Data for this task:
━━━━━━━━━━

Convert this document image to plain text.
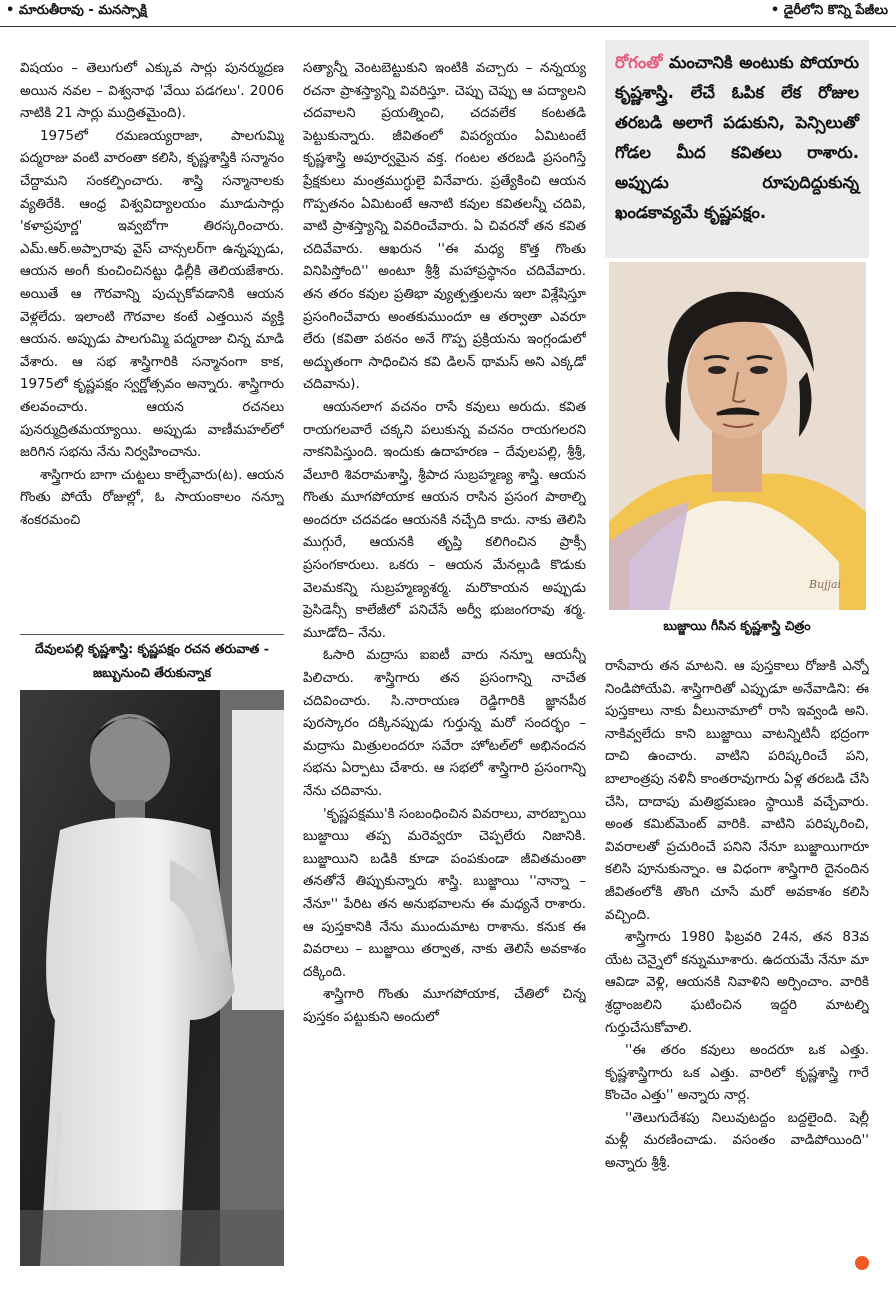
• మారుతీరావు - మనస్సాక్షి	• డైరీలోని కొన్ని పేజీలు

విషయం – తెలుగులో ఎక్కువ సార్లు పునర్ముద్రణ అయిన నవల – విశ్వనాథ 'వేయి పడగలు'. 2006 నాటికి 21 సార్లు ముద్రితమైంది).

1975లో రమణయ్యరాజా, పాలగుమ్మి పద్మరాజు వంటి వారంతా కలిసి, కృష్ణశాస్త్రికి సన్మానం చేద్దామని సంకల్పించారు. శాస్త్రి సన్మానాలకు వ్యతిరేకి. ఆంధ్ర విశ్వవిద్యాలయం మూడుసార్లు 'కళాప్రపూర్ణ' ఇవ్వబోగా తిరస్కరించారు. ఎమ్.ఆర్.అప్పారావు వైస్ చాన్సలర్‌గా ఉన్నప్పుడు, ఆయన అంగీ కుంచించినట్టు ఢిల్లీకి తెలియజేశారు. అయితే ఆ గౌరవాన్ని పుచ్చుకోవడానికి ఆయన వెళ్లలేదు. ఇలాంటి గౌరవాల కంటే ఎత్తయిన వ్యక్తి ఆయన. అప్పుడు పాలగుమ్మి పద్మరాజు చిన్న మాడి వేశారు. ఆ సభ శాస్త్రిగారికి సన్మానంగా కాక, 1975లో కృష్ణపక్షం స్వర్ణోత్సవం అన్నారు. శాస్త్రిగారు తలవంచారు. ఆయన రచనలు పునర్ముద్రితమయ్యాయి. అప్పుడు వాణీమహల్‌లో జరిగిన సభను నేను నిర్వహించాను.

శాస్త్రిగారు బాగా చుట్టలు కాల్చేవారు(ట). ఆయన గొంతు పోయే రోజుల్లో, ఓ సాయంకాలం నన్నూ శంకరమంచి

దేవులపల్లి కృష్ణశాస్త్రి: కృష్ణపక్షం రచన తరువాత - జబ్బునుంచి తేరుకున్నాక

సత్యాన్నీ వెంటబెట్టుకుని ఇంటికి వచ్చారు – నన్నయ్య రచనా ప్రాశస్త్యాన్ని వివరిస్తూ. చెప్పు చెప్పు ఆ పద్యాలని చదవాలని ప్రయత్నించి, చదవలేక కంటతడి పెట్టుకున్నారు. జీవితంలో విపర్యయం ఏమిటంటే కృష్ణశాస్త్రి అపూర్వమైన వక్త. గంటల తరబడి ప్రసంగిస్తే ప్రేక్షకులు మంత్రముగ్ధులై వినేవారు. ప్రత్యేకించి ఆయన గొప్పతనం ఏమిటంటే ఆనాటి కవుల కవితలన్నీ చదివి, వాటి ప్రాశస్త్యాన్ని వివరించేవారు. ఏ చివరనో తన కవిత చదివేవారు. ఆఖరున ''ఈ మధ్య కొత్త గొంతు వినిపిస్తోంది'' అంటూ శ్రీశ్రీ మహాప్రస్థానం చదివేవారు. తన తరం కవుల ప్రతిభా వ్యుత్పత్తులను ఇలా విశ్లేషిస్తూ ప్రసంగించేవారు అంతకుముందూ ఆ తర్వాతా ఎవరూ లేరు (కవితా పఠనం అనే గొప్ప ప్రక్రియను ఇంగ్లండులో అద్భుతంగా సాధించిన కవి డిలన్ థామస్ అని ఎక్కడో చదివాను).

ఆయనలాగ వచనం రాసే కవులు అరుదు. కవిత రాయగలవారే చక్కని పలుకున్న వచనం రాయగలరని నాకనిపిస్తుంది. ఇందుకు ఉదాహరణ – దేవులపల్లి, శ్రీశ్రీ, వేలూరి శివరామశాస్త్రి, శ్రీపాద సుబ్రహ్మణ్య శాస్త్రి. ఆయన గొంతు మూగపోయాక ఆయన రాసిన ప్రసంగ పాఠాల్ని అందరూ చదవడం ఆయనకి నచ్చేది కాదు. నాకు తెలిసి ముగ్గురే, ఆయనకి తృప్తి కలిగించిన ప్రాక్సీ ప్రసంగకారులు. ఒకరు – ఆయన మేనల్లుడి కొడుకు వెలమకన్ని సుబ్రహ్మణ్యశర్మ. మరొకాయన అప్పుడు ప్రెసిడెన్సీ కాలేజీలో పనిచేసే అర్వీ భుజంగరావు శర్మ. మూడోది– నేను.

ఓసారి మద్రాసు ఐఐటీ వారు నన్నూ ఆయన్నీ పిలిచారు. శాస్త్రిగారు తన ప్రసంగాన్ని నాచేత చదివించారు. సి.నారాయణ రెడ్డిగారికి జ్ఞానపీఠ పురస్కారం దక్కినప్పుడు గుర్తున్న మరో సందర్భం – మద్రాసు మిత్రులందరూ సవేరా హోటల్‌లో అభినందన సభను ఏర్పాటు చేశారు. ఆ సభలో శాస్త్రిగారి ప్రసంగాన్ని నేను చదివాను.

'కృష్ణపక్షము'కి సంబంధించిన వివరాలు, వారబ్బాయి బుజ్జాయి తప్ప మరెవ్వరూ చెప్పలేరు నిజానికి. బుజ్జాయిని బడికి కూడా పంపకుండా జీవితమంతా తనతోనే తిప్పుకున్నారు శాస్త్రి. బుజ్జాయి ''నాన్నా – నేనూ'' పేరిట తన అనుభవాలను ఈ మధ్యనే రాశారు. ఆ పుస్తకానికి నేను ముందుమాట రాశాను. కనుక ఈ వివరాలు – బుజ్జాయి తర్వాత, నాకు తెలిసే అవకాశం దక్కింది.

శాస్త్రిగారి గొంతు మూగపోయాక, చేతిలో చిన్న పుస్తకం పట్టుకుని అందులో

రోగంతో మంచానికి అంటుకు పోయారు కృష్ణశాస్త్రి. లేచే ఓపిక లేక రోజుల తరబడి అలాగే పడుకుని, పెన్సిలుతో గోడల మీద కవితలు రాశారు. అప్పుడు రూపుదిద్దుకున్న ఖండకావ్యమే కృష్ణపక్షం.
Bujjai
బుజ్జాయి గీసిన కృష్ణశాస్త్రి చిత్రం

రాసేవారు తన మాటని. ఆ పుస్తకాలు రోజుకి ఎన్నో నిండిపోయేవి. శాస్త్రిగారితో ఎప్పుడూ అనేవాడిని: ఈ పుస్తకాలు నాకు వీలునామాలో రాసి ఇవ్వండి అని. నాకివ్వలేదు కాని బుజ్జాయి వాటన్నిటినీ భద్రంగా దాచి ఉంచారు. వాటిని పరిష్కరించే పని, బాలాంత్రపు నళినీ కాంతరావుగారు ఏళ్ల తరబడి చేసి చేసి, దాదాపు మతిభ్రమణం స్థాయికి వచ్చేవారు. అంత కమిట్‌మెంట్ వారికి. వాటిని పరిష్కరించి, వివరాలతో ప్రచురించే పనిని నేనూ బుజ్జాయిగారూ కలిసి పూనుకున్నాం. ఆ విధంగా శాస్త్రిగారి దైనందిన జీవితంలోకి తొంగి చూసే మరో అవకాశం కలిసి వచ్చింది.

శాస్త్రిగారు 1980 ఫిబ్రవరి 24న, తన 83వ యేట చెన్నైలో కన్నుమూశారు. ఉదయమే నేనూ మా ఆవిడా వెళ్లి, ఆయనకి నివాళిని అర్పించాం. వారికి శ్రద్ధాంజలిని ఘటించిన ఇద్దరి మాటల్ని గుర్తుచేసుకోవాలి.

''ఈ తరం కవులు అందరూ ఒక ఎత్తు. కృష్ణశాస్త్రిగారు ఒక ఎత్తు. వారిలో కృష్ణశాస్త్రి గారే కొంచెం ఎత్తు'' అన్నారు నార్ల.

''తెలుగుదేశపు నిలువుటద్దం బద్దలైంది. షెల్లీ మళ్లీ మరణించాడు. వసంతం వాడిపోయింది'' అన్నారు శ్రీశ్రీ.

━━━━━━━━━━

What this task involves: Exclude the pictures and transcribe all of the entries exactly.

The answer:
Convert this document image to plain text.
• మారుతీరావు - మనస్సాక్షి	• డైరీలోని కొన్ని పేజీలు

విషయం – తెలుగులో ఎక్కువ సార్లు పునర్ముద్రణ అయిన నవల – విశ్వనాథ 'వేయి పడగలు'. 2006 నాటికి 21 సార్లు ముద్రితమైంది).

1975లో రమణయ్యరాజా, పాలగుమ్మి పద్మరాజు వంటి వారంతా కలిసి, కృష్ణశాస్త్రికి సన్మానం చేద్దామని సంకల్పించారు. శాస్త్రి సన్మానాలకు వ్యతిరేకి. ఆంధ్ర విశ్వవిద్యాలయం మూడుసార్లు 'కళాప్రపూర్ణ' ఇవ్వబోగా తిరస్కరించారు. ఎమ్.ఆర్.అప్పారావు వైస్ చాన్సలర్‌గా ఉన్నప్పుడు, ఆయన అంగీ కుంచించినట్టు ఢిల్లీకి తెలియజేశారు. అయితే ఆ గౌరవాన్ని పుచ్చుకోవడానికి ఆయన వెళ్లలేదు. ఇలాంటి గౌరవాల కంటే ఎత్తయిన వ్యక్తి ఆయన. అప్పుడు పాలగుమ్మి పద్మరాజు చిన్న మాడి వేశారు. ఆ సభ శాస్త్రిగారికి సన్మానంగా కాక, 1975లో కృష్ణపక్షం స్వర్ణోత్సవం అన్నారు. శాస్త్రిగారు తలవంచారు. ఆయన రచనలు పునర్ముద్రితమయ్యాయి. అప్పుడు వాణీమహల్‌లో జరిగిన సభను నేను నిర్వహించాను.

శాస్త్రిగారు బాగా చుట్టలు కాల్చేవారు(ట). ఆయన గొంతు పోయే రోజుల్లో, ఓ సాయంకాలం నన్నూ శంకరమంచి

దేవులపల్లి కృష్ణశాస్త్రి: కృష్ణపక్షం రచన తరువాత - జబ్బునుంచి తేరుకున్నాక

సత్యాన్నీ వెంటబెట్టుకుని ఇంటికి వచ్చారు – నన్నయ్య రచనా ప్రాశస్త్యాన్ని వివరిస్తూ. చెప్పు చెప్పు ఆ పద్యాలని చదవాలని ప్రయత్నించి, చదవలేక కంటతడి పెట్టుకున్నారు. జీవితంలో విపర్యయం ఏమిటంటే కృష్ణశాస్త్రి అపూర్వమైన వక్త. గంటల తరబడి ప్రసంగిస్తే ప్రేక్షకులు మంత్రముగ్ధులై వినేవారు. ప్రత్యేకించి ఆయన గొప్పతనం ఏమిటంటే ఆనాటి కవుల కవితలన్నీ చదివి, వాటి ప్రాశస్త్యాన్ని వివరించేవారు. ఏ చివరనో తన కవిత చదివేవారు. ఆఖరున ''ఈ మధ్య కొత్త గొంతు వినిపిస్తోంది'' అంటూ శ్రీశ్రీ మహాప్రస్థానం చదివేవారు. తన తరం కవుల ప్రతిభా వ్యుత్పత్తులను ఇలా విశ్లేషిస్తూ ప్రసంగించేవారు అంతకుముందూ ఆ తర్వాతా ఎవరూ లేరు (కవితా పఠనం అనే గొప్ప ప్రక్రియను ఇంగ్లండులో అద్భుతంగా సాధించిన కవి డిలన్ థామస్ అని ఎక్కడో చదివాను).

ఆయనలాగ వచనం రాసే కవులు అరుదు. కవిత రాయగలవారే చక్కని పలుకున్న వచనం రాయగలరని నాకనిపిస్తుంది. ఇందుకు ఉదాహరణ – దేవులపల్లి, శ్రీశ్రీ, వేలూరి శివరామశాస్త్రి, శ్రీపాద సుబ్రహ్మణ్య శాస్త్రి. ఆయన గొంతు మూగపోయాక ఆయన రాసిన ప్రసంగ పాఠాల్ని అందరూ చదవడం ఆయనకి నచ్చేది కాదు. నాకు తెలిసి ముగ్గురే, ఆయనకి తృప్తి కలిగించిన ప్రాక్సీ ప్రసంగకారులు. ఒకరు – ఆయన మేనల్లుడి కొడుకు వెలమకన్ని సుబ్రహ్మణ్యశర్మ. మరొకాయన అప్పుడు ప్రెసిడెన్సీ కాలేజీలో పనిచేసే అర్వీ భుజంగరావు శర్మ. మూడోది– నేను.

ఓసారి మద్రాసు ఐఐటీ వారు నన్నూ ఆయన్నీ పిలిచారు. శాస్త్రిగారు తన ప్రసంగాన్ని నాచేత చదివించారు. సి.నారాయణ రెడ్డిగారికి జ్ఞానపీఠ పురస్కారం దక్కినప్పుడు గుర్తున్న మరో సందర్భం – మద్రాసు మిత్రులందరూ సవేరా హోటల్‌లో అభినందన సభను ఏర్పాటు చేశారు. ఆ సభలో శాస్త్రిగారి ప్రసంగాన్ని నేను చదివాను.

'కృష్ణపక్షము'కి సంబంధించిన వివరాలు, వారబ్బాయి బుజ్జాయి తప్ప మరెవ్వరూ చెప్పలేరు నిజానికి. బుజ్జాయిని బడికి కూడా పంపకుండా జీవితమంతా తనతోనే తిప్పుకున్నారు శాస్త్రి. బుజ్జాయి ''నాన్నా – నేనూ'' పేరిట తన అనుభవాలను ఈ మధ్యనే రాశారు. ఆ పుస్తకానికి నేను ముందుమాట రాశాను. కనుక ఈ వివరాలు – బుజ్జాయి తర్వాత, నాకు తెలిసే అవకాశం దక్కింది.

శాస్త్రిగారి గొంతు మూగపోయాక, చేతిలో చిన్న పుస్తకం పట్టుకుని అందులో

రోగంతో మంచానికి అంటుకు పోయారు కృష్ణశాస్త్రి. లేచే ఓపిక లేక రోజుల తరబడి అలాగే పడుకుని, పెన్సిలుతో గోడల మీద కవితలు రాశారు. అప్పుడు రూపుదిద్దుకున్న ఖండకావ్యమే కృష్ణపక్షం.
Bujjai
బుజ్జాయి గీసిన కృష్ణశాస్త్రి చిత్రం

రాసేవారు తన మాటని. ఆ పుస్తకాలు రోజుకి ఎన్నో నిండిపోయేవి. శాస్త్రిగారితో ఎప్పుడూ అనేవాడిని: ఈ పుస్తకాలు నాకు వీలునామాలో రాసి ఇవ్వండి అని. నాకివ్వలేదు కాని బుజ్జాయి వాటన్నిటినీ భద్రంగా దాచి ఉంచారు. వాటిని పరిష్కరించే పని, బాలాంత్రపు నళినీ కాంతరావుగారు ఏళ్ల తరబడి చేసి చేసి, దాదాపు మతిభ్రమణం స్థాయికి వచ్చేవారు. అంత కమిట్‌మెంట్ వారికి. వాటిని పరిష్కరించి, వివరాలతో ప్రచురించే పనిని నేనూ బుజ్జాయిగారూ కలిసి పూనుకున్నాం. ఆ విధంగా శాస్త్రిగారి దైనందిన జీవితంలోకి తొంగి చూసే మరో అవకాశం కలిసి వచ్చింది.

శాస్త్రిగారు 1980 ఫిబ్రవరి 24న, తన 83వ యేట చెన్నైలో కన్నుమూశారు. ఉదయమే నేనూ మా ఆవిడా వెళ్లి, ఆయనకి నివాళిని అర్పించాం. వారికి శ్రద్ధాంజలిని ఘటించిన ఇద్దరి మాటల్ని గుర్తుచేసుకోవాలి.

''ఈ తరం కవులు అందరూ ఒక ఎత్తు. కృష్ణశాస్త్రిగారు ఒక ఎత్తు. వారిలో కృష్ణశాస్త్రి గారే కొంచెం ఎత్తు'' అన్నారు నార్ల.

''తెలుగుదేశపు నిలువుటద్దం బద్దలైంది. షెల్లీ మళ్లీ మరణించాడు. వసంతం వాడిపోయింది'' అన్నారు శ్రీశ్రీ.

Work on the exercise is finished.